Stored data
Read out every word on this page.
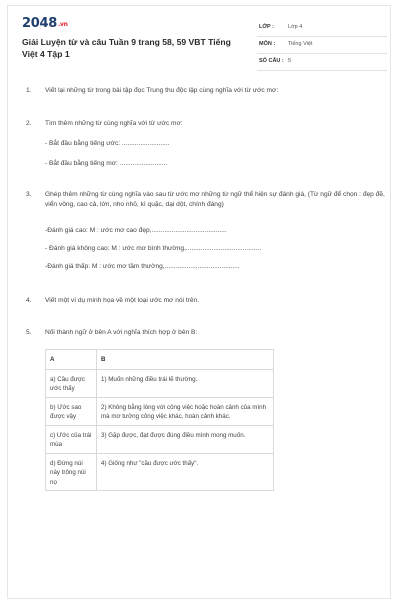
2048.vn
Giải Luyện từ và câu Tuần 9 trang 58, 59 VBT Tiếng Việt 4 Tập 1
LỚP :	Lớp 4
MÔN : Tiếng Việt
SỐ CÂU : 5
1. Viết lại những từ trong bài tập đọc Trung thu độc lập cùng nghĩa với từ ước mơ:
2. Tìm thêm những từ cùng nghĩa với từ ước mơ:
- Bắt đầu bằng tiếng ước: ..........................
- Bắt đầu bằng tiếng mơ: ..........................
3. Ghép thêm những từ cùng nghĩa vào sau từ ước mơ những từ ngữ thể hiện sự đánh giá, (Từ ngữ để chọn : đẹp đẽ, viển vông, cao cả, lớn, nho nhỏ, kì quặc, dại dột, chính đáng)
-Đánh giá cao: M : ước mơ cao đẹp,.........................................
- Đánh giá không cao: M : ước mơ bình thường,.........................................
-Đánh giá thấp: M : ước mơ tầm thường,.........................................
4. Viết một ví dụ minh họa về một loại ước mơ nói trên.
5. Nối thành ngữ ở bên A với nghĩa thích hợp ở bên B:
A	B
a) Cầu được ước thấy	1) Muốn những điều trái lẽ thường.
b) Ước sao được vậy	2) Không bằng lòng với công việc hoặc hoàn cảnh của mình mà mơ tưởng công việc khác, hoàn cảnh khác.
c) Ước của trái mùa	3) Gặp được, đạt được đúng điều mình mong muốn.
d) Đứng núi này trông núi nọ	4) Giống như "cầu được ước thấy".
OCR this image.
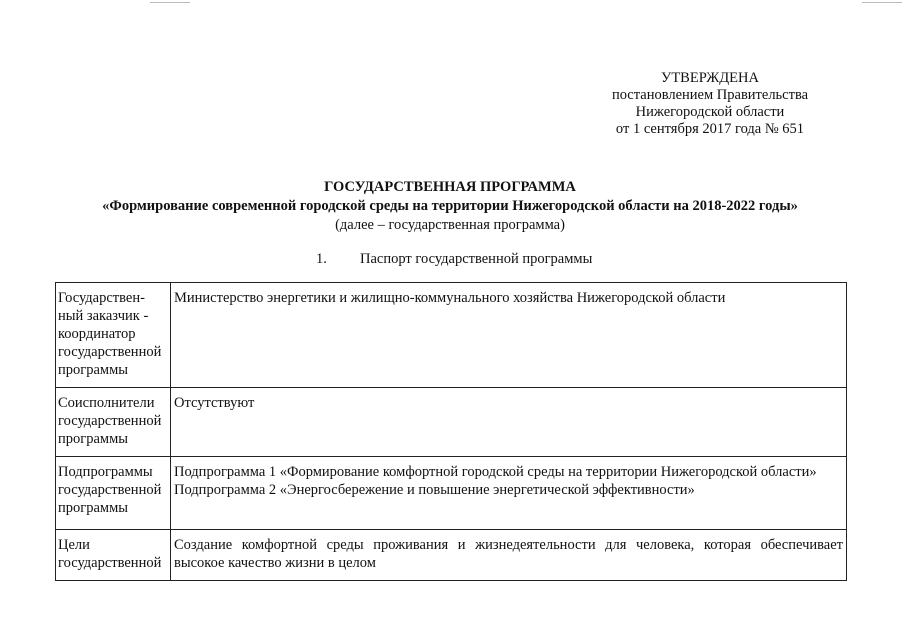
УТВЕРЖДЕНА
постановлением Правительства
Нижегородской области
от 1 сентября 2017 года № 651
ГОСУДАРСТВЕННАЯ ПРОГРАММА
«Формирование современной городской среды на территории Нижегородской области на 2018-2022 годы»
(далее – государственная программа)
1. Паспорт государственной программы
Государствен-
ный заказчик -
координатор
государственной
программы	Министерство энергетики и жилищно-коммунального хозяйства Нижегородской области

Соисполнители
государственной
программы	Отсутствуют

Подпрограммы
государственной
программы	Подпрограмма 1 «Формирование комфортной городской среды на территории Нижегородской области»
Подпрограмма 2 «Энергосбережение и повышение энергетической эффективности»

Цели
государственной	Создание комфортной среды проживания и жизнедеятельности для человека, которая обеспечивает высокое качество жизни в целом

* * *

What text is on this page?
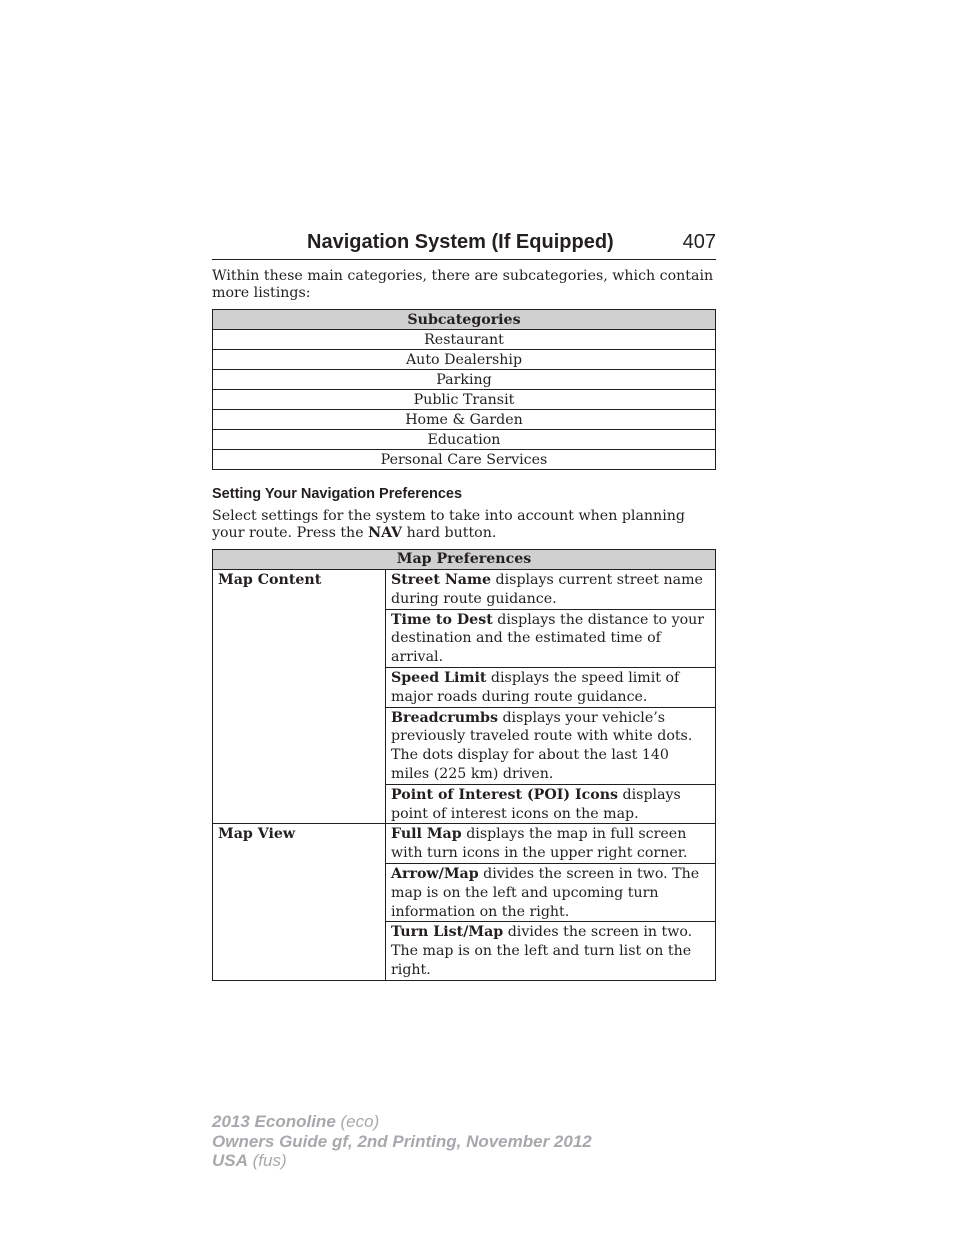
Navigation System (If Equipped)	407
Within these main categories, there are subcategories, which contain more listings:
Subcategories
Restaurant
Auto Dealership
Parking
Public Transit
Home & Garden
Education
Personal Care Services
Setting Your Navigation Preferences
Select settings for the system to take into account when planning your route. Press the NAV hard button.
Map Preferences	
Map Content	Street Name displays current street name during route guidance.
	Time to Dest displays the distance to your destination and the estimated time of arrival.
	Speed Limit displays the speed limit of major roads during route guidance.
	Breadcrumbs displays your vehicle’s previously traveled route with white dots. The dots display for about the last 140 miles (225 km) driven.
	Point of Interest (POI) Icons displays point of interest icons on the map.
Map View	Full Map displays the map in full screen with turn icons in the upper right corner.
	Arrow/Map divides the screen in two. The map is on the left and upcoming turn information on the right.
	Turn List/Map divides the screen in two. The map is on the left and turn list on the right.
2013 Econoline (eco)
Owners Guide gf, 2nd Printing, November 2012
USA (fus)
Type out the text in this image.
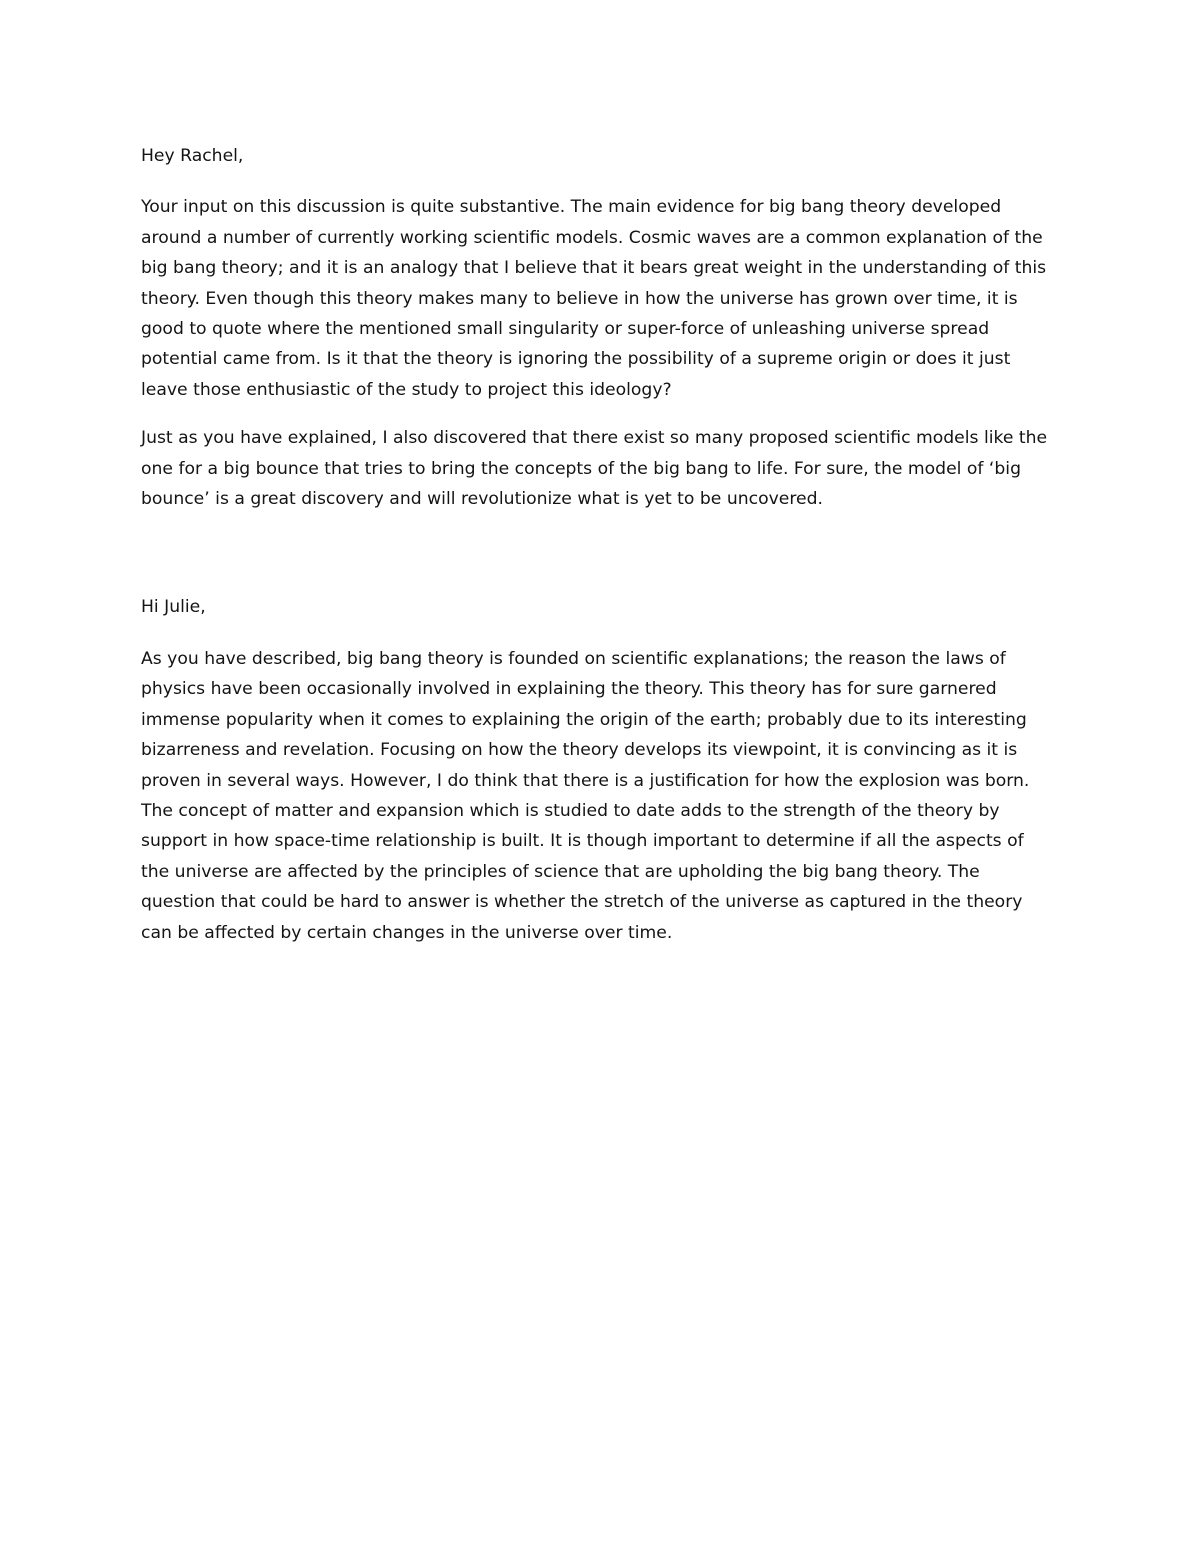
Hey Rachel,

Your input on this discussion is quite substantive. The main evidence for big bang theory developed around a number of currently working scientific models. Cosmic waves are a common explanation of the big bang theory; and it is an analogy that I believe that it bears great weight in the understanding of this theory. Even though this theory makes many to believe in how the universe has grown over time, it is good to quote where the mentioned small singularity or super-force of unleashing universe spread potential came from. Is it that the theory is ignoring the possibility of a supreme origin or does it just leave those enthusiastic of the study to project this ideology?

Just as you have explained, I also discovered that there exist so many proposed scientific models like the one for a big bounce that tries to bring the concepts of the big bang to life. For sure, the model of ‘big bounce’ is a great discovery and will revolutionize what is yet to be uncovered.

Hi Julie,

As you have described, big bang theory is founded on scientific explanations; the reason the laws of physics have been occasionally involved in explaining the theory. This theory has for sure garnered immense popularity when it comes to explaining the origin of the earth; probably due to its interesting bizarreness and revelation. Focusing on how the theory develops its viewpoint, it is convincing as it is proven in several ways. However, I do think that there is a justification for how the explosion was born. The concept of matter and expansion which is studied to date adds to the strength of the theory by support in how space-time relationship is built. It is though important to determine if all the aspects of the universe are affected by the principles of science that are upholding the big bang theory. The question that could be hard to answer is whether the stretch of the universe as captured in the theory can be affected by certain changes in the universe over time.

...

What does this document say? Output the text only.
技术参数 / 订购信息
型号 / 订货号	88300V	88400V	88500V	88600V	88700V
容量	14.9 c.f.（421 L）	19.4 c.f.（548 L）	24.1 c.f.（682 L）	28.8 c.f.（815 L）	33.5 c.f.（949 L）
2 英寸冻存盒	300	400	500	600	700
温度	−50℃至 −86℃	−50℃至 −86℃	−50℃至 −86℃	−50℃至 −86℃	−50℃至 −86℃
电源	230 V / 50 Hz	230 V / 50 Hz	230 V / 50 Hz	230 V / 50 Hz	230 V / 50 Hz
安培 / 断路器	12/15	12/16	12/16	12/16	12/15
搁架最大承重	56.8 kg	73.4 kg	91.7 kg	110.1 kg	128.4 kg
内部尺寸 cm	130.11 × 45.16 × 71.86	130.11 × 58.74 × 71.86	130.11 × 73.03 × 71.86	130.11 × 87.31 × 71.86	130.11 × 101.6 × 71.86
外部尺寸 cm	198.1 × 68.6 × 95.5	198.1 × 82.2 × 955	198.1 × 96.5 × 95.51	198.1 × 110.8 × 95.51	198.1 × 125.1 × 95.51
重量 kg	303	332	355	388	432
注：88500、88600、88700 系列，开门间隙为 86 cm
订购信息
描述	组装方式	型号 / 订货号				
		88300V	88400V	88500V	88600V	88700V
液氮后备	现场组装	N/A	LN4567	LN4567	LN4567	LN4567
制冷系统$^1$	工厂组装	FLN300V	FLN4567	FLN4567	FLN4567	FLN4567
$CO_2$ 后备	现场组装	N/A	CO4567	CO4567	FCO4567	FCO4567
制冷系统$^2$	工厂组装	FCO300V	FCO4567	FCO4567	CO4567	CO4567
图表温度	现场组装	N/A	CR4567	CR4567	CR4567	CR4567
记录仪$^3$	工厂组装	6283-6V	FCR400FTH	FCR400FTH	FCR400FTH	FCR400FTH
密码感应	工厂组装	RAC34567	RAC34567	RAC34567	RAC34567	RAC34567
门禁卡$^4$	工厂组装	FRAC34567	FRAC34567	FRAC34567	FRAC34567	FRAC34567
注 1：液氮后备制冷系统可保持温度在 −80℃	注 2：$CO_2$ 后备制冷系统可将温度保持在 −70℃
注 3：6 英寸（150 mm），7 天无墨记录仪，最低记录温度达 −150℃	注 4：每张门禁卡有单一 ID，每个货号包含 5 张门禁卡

Prompt =
From the listing above, copy all lines holding the word "displays".

Response for this exercise =
Map Content	Street Name displays current street name during route guidance.
	Time to Dest displays the distance to your destination and the estimated time of arrival.
	Speed Limit displays the speed limit of major roads during route guidance.
	Breadcrumbs displays your vehicle’s previously traveled route with white dots. The dots display for about the last 140 miles (225 km) driven.
	Point of Interest (POI) Icons displays point of interest icons on the map.
Map View	Full Map displays the map in full screen with turn icons in the upper right corner.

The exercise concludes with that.